### Figure contents as structured data
┄┄┄┄┄┄┄┄┄┄

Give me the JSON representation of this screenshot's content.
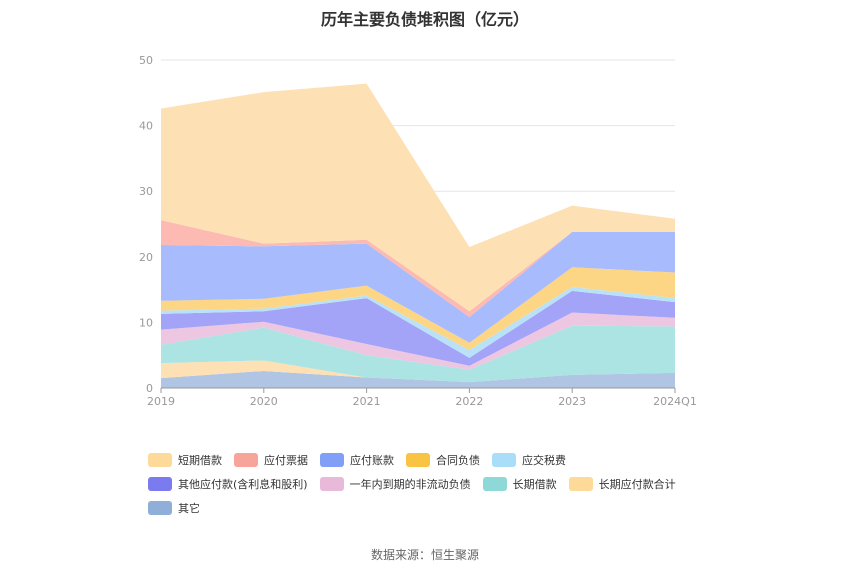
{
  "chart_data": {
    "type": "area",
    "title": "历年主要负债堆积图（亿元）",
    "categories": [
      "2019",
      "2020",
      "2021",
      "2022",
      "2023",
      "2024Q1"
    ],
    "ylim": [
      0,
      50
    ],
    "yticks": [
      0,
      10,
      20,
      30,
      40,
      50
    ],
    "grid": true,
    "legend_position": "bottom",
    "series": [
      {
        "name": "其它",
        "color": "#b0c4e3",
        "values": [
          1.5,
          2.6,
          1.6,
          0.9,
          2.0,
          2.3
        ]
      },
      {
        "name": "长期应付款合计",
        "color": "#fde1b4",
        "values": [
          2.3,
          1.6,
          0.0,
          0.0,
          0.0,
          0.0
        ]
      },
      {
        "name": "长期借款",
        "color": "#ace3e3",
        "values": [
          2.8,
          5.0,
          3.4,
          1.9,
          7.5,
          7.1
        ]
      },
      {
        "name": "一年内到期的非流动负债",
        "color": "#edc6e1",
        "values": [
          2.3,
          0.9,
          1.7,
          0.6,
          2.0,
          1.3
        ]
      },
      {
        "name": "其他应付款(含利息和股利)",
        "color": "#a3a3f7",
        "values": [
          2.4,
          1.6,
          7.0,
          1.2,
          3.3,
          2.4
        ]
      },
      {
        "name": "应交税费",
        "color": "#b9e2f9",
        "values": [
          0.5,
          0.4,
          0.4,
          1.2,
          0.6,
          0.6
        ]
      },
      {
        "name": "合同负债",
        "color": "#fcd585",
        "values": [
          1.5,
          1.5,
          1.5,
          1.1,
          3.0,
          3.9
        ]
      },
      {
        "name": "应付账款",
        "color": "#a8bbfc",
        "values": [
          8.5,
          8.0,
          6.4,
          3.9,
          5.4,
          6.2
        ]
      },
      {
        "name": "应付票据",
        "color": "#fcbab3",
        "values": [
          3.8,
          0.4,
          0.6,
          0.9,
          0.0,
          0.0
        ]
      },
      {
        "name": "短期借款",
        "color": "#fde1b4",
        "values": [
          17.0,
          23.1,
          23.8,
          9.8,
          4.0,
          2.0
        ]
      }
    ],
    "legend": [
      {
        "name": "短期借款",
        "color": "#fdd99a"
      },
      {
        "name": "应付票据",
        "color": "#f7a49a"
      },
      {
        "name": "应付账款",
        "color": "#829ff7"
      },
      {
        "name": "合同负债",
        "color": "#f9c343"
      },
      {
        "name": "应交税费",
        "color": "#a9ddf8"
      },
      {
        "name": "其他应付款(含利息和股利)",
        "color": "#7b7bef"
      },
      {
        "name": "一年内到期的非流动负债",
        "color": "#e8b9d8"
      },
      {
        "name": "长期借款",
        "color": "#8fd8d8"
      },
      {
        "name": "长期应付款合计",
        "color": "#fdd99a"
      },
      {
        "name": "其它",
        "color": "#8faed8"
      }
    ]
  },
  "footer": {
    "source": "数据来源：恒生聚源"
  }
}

┄┄┄┄┄┄┄┄┄┄

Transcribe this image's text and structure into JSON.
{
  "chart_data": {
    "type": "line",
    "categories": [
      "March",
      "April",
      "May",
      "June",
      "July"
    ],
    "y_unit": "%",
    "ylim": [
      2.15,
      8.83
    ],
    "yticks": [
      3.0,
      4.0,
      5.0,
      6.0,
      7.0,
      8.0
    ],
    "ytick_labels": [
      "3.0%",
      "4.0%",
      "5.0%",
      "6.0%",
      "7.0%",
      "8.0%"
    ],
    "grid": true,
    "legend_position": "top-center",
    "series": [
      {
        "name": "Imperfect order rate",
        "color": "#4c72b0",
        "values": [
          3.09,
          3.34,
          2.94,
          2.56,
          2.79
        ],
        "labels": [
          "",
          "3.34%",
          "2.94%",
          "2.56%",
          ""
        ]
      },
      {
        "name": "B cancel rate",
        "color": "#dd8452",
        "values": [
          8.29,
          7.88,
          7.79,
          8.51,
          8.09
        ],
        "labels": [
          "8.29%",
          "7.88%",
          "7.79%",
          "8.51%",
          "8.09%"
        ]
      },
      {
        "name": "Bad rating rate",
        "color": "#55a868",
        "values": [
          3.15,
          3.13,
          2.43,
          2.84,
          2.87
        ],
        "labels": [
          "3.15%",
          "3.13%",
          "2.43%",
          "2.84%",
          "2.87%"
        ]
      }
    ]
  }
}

┄┄┄┄┄┄┄┄┄┄

### DIRECTIONS
The word "rate" may occur in lines of the records. Report how many such lines there are, giving only the number.

### CORRECT RESULT
3